Go through the data below. List every line that holds the word "residence".

Data records

** start **

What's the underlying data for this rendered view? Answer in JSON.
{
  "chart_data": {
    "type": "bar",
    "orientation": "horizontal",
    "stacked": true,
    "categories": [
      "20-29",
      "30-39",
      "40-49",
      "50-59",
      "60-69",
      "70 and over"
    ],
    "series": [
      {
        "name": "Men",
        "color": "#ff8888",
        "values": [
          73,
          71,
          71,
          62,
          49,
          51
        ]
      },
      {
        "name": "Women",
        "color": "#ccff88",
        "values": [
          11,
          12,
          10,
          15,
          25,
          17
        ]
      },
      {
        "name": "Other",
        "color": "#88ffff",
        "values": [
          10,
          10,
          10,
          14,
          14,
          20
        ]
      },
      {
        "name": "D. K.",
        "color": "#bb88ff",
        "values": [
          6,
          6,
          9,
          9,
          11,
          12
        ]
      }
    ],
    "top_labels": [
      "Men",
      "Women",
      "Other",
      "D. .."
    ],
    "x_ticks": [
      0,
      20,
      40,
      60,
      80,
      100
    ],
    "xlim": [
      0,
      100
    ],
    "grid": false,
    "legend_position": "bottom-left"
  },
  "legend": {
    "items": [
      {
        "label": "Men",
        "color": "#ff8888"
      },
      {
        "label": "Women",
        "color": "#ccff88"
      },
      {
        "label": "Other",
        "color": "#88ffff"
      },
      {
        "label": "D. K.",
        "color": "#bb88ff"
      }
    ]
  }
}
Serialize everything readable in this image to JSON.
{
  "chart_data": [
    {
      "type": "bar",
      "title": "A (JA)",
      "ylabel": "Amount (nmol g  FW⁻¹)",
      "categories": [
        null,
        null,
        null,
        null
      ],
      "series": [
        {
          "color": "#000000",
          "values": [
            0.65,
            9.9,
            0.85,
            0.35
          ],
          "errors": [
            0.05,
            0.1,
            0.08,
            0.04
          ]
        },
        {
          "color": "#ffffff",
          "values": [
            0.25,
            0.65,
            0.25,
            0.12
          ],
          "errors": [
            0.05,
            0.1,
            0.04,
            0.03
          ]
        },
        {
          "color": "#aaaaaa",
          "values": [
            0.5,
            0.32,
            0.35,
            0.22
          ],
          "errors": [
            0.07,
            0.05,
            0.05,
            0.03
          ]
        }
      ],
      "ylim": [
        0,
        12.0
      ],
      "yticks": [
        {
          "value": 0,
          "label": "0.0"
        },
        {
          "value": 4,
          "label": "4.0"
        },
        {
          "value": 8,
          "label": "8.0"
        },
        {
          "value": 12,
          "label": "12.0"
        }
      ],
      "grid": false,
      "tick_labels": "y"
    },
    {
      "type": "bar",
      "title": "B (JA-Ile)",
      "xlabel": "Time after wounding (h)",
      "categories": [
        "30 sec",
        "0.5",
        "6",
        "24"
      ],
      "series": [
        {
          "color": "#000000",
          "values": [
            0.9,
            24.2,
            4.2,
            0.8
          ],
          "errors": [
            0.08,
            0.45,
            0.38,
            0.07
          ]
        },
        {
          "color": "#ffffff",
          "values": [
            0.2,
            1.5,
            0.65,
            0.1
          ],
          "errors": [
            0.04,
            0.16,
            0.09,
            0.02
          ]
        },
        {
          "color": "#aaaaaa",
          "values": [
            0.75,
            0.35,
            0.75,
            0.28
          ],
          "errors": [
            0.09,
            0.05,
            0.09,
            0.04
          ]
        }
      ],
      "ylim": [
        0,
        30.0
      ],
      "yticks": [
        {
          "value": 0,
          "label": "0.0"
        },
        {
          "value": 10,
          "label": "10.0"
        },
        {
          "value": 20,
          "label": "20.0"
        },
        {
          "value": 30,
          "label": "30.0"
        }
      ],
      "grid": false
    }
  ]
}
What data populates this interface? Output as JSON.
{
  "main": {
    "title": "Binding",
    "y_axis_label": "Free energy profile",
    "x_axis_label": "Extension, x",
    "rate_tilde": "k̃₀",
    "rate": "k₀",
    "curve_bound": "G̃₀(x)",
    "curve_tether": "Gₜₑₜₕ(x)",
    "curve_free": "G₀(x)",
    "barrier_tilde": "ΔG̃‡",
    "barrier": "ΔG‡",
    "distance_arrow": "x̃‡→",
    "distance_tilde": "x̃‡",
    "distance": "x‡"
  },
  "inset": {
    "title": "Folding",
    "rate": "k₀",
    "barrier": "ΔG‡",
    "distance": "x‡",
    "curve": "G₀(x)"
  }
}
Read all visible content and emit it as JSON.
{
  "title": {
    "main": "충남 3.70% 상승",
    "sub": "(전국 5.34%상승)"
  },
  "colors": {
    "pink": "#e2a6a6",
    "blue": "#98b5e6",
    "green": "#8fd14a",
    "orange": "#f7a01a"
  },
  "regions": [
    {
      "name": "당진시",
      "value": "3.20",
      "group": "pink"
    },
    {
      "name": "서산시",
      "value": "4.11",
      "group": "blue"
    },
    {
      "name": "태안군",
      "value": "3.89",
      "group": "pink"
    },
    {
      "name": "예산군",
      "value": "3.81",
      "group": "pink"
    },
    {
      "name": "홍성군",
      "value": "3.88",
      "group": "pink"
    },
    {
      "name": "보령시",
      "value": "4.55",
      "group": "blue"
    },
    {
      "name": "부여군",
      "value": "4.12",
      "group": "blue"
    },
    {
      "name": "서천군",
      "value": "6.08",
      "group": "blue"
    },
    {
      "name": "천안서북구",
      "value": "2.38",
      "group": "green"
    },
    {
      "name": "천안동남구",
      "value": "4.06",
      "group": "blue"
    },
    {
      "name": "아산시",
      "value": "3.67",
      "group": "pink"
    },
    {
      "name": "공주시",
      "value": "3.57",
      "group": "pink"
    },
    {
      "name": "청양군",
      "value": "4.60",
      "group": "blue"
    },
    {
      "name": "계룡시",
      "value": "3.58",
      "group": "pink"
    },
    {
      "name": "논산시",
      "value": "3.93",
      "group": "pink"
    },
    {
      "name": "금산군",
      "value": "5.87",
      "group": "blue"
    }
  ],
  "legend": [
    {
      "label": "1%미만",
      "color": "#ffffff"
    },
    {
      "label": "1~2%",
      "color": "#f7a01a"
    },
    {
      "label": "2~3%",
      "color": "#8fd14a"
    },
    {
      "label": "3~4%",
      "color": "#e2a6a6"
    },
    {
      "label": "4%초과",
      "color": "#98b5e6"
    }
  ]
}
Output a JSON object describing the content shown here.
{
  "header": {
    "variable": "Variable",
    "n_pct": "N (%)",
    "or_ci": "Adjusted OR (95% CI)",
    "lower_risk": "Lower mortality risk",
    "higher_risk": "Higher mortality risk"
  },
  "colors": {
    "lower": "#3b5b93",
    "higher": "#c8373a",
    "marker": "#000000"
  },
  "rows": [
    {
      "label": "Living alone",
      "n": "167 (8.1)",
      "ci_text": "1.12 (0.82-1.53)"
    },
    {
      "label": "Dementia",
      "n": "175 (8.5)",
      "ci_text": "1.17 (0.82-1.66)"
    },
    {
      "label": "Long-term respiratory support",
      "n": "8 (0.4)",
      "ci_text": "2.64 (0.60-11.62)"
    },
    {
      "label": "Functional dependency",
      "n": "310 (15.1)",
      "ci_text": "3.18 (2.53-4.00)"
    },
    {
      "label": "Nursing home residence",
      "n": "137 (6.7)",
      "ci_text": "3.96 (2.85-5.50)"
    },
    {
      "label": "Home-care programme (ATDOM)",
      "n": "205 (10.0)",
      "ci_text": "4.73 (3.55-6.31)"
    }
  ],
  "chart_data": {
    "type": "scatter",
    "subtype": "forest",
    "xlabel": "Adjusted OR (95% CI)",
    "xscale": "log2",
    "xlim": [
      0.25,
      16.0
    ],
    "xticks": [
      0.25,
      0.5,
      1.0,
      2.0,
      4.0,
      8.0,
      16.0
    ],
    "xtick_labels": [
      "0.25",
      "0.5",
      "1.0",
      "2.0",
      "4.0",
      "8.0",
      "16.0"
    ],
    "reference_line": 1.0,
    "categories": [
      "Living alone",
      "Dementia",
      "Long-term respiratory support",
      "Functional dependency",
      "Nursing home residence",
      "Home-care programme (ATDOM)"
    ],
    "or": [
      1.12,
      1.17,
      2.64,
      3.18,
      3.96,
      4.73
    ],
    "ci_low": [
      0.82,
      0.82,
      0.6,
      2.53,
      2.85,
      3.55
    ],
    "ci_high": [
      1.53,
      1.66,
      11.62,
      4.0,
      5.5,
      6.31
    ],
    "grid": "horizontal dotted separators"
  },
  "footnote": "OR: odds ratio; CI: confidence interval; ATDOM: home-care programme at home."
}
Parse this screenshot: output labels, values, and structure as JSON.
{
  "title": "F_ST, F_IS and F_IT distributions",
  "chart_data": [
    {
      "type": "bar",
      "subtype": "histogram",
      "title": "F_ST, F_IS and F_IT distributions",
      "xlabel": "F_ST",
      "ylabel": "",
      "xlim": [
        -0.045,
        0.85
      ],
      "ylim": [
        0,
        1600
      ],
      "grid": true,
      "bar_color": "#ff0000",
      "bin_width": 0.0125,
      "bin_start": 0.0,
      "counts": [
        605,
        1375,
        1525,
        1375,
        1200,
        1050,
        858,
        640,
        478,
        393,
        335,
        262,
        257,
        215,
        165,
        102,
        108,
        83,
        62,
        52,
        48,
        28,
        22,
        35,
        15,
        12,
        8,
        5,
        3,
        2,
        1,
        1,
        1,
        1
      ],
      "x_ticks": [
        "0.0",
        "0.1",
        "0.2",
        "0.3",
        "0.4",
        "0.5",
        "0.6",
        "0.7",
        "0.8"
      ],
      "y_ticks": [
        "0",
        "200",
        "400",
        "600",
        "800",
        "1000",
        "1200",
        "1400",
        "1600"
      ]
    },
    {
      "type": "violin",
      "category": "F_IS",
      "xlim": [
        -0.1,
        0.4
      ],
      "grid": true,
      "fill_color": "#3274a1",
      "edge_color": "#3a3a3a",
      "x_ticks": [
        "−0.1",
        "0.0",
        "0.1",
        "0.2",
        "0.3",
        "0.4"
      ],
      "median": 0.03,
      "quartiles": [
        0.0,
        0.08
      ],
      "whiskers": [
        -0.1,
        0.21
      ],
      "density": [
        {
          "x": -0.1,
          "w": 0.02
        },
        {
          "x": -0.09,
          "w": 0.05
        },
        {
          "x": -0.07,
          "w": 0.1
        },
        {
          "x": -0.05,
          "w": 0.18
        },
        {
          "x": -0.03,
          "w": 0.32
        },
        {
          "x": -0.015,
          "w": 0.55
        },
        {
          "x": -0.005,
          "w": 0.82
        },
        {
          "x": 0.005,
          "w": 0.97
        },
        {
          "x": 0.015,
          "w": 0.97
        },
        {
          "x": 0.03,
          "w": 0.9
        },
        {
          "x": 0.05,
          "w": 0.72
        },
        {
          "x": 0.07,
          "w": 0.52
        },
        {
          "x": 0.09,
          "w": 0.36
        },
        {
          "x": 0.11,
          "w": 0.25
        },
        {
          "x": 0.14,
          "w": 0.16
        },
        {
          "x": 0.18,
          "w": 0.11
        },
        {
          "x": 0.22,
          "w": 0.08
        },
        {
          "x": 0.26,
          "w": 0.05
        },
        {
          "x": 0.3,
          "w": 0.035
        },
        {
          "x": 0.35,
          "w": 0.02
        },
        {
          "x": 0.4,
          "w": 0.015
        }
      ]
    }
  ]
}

** end **

RESULT OF THE TASK -
      "label": "Nursing home residence",
      "Nursing home residence",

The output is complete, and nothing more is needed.